— EXERCISE BRIEF —
From the entries provided below, copy each line that contains the word "country".

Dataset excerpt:
-------------------------

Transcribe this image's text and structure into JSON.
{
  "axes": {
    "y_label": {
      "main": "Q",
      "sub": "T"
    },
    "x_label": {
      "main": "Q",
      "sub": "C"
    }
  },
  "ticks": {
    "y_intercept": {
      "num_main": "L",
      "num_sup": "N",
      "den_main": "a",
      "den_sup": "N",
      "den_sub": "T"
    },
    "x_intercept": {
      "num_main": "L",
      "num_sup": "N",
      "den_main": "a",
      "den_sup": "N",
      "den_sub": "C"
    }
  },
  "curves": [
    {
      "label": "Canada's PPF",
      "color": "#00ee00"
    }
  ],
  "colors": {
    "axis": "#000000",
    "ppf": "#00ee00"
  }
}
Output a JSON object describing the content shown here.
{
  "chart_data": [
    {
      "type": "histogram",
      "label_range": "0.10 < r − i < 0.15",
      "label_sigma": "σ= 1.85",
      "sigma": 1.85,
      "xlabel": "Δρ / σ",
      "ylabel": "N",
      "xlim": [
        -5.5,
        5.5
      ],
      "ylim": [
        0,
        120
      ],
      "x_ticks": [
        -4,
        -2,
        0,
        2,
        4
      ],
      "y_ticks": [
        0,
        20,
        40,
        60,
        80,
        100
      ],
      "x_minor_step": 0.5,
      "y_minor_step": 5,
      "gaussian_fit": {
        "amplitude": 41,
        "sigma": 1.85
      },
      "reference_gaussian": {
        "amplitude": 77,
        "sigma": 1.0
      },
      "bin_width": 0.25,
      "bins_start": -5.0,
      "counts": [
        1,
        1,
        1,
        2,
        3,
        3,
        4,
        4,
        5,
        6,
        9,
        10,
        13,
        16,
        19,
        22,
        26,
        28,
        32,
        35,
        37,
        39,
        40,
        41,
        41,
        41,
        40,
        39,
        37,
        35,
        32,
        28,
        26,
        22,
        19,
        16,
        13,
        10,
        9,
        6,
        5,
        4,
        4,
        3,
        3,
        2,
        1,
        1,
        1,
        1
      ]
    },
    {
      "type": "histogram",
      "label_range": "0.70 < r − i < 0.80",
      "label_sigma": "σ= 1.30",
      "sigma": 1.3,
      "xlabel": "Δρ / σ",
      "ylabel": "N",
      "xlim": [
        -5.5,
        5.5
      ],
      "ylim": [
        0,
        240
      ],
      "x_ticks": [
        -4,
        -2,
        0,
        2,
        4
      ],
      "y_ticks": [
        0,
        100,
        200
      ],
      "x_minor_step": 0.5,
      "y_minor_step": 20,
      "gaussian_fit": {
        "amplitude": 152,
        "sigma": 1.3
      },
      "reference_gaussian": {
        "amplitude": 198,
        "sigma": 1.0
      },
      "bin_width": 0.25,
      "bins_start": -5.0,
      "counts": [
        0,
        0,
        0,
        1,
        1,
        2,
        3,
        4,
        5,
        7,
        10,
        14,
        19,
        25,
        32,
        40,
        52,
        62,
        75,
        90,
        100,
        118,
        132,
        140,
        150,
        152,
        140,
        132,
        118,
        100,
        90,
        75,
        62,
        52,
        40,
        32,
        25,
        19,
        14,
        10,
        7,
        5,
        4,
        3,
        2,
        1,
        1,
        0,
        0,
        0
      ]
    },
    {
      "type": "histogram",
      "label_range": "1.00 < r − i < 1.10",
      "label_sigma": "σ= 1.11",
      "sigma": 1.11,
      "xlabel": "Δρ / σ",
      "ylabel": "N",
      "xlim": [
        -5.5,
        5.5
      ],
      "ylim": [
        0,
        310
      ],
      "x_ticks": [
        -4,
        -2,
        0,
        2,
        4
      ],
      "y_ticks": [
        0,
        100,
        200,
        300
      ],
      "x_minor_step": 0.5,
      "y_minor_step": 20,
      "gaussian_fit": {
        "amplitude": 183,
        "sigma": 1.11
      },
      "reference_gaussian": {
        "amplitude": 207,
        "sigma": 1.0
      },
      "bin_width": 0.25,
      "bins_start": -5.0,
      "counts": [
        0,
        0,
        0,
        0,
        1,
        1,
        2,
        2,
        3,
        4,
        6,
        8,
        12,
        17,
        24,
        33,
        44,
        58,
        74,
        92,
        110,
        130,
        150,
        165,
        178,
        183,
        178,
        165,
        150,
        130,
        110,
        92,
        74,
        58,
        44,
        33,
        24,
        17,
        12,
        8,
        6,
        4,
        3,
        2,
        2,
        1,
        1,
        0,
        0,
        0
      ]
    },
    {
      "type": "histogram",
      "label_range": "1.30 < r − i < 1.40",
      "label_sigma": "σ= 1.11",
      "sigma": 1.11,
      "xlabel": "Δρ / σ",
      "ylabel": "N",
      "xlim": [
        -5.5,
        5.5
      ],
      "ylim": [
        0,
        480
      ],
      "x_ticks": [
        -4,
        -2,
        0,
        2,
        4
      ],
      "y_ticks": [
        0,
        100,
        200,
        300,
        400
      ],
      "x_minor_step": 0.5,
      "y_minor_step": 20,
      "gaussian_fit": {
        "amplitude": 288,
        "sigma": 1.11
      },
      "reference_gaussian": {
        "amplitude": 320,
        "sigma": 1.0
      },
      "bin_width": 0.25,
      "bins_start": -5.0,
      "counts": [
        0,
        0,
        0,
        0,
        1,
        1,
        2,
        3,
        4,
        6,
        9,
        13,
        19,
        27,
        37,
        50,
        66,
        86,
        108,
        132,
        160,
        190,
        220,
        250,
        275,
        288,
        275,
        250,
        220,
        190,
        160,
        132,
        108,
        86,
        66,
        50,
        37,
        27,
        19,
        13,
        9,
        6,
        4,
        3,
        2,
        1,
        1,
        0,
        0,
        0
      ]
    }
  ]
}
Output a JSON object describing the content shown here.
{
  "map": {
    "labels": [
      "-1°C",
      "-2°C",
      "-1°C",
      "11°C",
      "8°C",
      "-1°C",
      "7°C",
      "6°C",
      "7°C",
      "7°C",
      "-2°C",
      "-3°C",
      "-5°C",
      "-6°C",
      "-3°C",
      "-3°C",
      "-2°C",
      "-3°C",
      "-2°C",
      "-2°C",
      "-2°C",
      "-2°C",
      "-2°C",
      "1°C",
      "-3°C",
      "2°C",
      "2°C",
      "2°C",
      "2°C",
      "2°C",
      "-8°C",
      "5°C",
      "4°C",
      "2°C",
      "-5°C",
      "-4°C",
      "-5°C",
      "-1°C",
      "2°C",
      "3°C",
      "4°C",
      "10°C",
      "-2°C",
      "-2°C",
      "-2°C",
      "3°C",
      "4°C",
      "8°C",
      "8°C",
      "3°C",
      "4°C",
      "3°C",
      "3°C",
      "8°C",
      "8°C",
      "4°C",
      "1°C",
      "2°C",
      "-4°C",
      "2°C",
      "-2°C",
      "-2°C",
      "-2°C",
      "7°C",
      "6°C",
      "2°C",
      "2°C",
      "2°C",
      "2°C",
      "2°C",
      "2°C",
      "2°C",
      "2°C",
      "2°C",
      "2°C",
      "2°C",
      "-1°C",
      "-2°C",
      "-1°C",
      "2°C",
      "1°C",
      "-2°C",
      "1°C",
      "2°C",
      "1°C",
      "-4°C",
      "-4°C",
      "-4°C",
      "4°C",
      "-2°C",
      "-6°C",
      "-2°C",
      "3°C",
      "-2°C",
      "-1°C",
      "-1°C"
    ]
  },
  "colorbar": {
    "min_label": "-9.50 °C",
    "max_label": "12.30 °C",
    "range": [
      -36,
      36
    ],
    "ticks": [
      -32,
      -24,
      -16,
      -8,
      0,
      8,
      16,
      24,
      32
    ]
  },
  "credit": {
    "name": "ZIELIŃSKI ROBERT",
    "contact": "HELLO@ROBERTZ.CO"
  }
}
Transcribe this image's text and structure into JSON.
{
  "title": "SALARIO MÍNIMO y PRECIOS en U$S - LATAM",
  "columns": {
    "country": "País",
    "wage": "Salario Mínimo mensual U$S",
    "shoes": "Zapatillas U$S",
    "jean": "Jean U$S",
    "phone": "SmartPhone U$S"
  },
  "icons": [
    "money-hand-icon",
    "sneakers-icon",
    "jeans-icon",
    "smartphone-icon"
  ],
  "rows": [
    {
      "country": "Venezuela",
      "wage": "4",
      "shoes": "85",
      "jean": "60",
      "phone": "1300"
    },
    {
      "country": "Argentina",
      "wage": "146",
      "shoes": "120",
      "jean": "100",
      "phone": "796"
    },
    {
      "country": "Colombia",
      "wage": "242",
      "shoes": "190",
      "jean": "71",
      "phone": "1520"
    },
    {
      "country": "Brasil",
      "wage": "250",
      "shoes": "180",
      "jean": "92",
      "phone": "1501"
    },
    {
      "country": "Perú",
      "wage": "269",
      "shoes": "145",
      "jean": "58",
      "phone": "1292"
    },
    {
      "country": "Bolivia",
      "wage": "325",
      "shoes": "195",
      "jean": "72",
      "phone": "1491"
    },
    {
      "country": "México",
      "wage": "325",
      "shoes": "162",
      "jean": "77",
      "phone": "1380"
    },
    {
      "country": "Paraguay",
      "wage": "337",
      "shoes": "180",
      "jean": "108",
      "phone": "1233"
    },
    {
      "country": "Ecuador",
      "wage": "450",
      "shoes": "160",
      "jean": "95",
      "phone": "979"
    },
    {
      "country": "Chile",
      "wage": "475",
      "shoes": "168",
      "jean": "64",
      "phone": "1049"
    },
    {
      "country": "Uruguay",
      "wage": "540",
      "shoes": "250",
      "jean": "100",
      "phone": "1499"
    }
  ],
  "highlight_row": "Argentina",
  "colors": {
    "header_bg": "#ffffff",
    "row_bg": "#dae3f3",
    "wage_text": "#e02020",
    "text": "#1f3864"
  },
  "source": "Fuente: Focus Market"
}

-------------------------

— CORRECT RESULT —
    "country": "País",
      "country": "Venezuela",
      "country": "Argentina",
      "country": "Colombia",
      "country": "Brasil",
      "country": "Perú",
      "country": "Bolivia",
      "country": "México",
      "country": "Paraguay",
      "country": "Ecuador",
      "country": "Chile",
      "country": "Uruguay",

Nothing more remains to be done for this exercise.